Source records –
Begin

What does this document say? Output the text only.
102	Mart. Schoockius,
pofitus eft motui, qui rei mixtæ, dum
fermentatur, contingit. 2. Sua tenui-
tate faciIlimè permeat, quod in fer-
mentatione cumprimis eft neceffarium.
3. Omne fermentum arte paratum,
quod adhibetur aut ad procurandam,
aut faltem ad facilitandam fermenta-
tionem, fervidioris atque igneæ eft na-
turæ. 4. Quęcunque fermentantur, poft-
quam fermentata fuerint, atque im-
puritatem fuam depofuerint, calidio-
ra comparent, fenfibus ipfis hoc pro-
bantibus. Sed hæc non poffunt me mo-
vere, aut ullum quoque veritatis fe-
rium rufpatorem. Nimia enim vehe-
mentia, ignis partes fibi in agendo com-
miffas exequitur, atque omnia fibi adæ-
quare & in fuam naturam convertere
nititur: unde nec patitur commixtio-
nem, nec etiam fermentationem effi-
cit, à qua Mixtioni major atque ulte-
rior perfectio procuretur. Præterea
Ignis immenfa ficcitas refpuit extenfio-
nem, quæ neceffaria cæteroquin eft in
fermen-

End

What to work on –
Write out the full listing, keeping every line exactly as it is.

Answer in full –
What does this document say? Output the text only.
102	Mart. Schoockius,
pofitus eft motui, qui rei mixtæ, dum
fermentatur, contingit. 2. Sua tenui-
tate faciIlimè permeat, quod in fer-
mentatione cumprimis eft neceffarium.
3. Omne fermentum arte paratum,
quod adhibetur aut ad procurandam,
aut faltem ad facilitandam fermenta-
tionem, fervidioris atque igneæ eft na-
turæ. 4. Quęcunque fermentantur, poft-
quam fermentata fuerint, atque im-
puritatem fuam depofuerint, calidio-
ra comparent, fenfibus ipfis hoc pro-
bantibus. Sed hæc non poffunt me mo-
vere, aut ullum quoque veritatis fe-
rium rufpatorem. Nimia enim vehe-
mentia, ignis partes fibi in agendo com-
miffas exequitur, atque omnia fibi adæ-
quare & in fuam naturam convertere
nititur: unde nec patitur commixtio-
nem, nec etiam fermentationem effi-
cit, à qua Mixtioni major atque ulte-
rior perfectio procuretur. Præterea
Ignis immenfa ficcitas refpuit extenfio-
nem, quæ neceffaria cæteroquin eft in
fermen-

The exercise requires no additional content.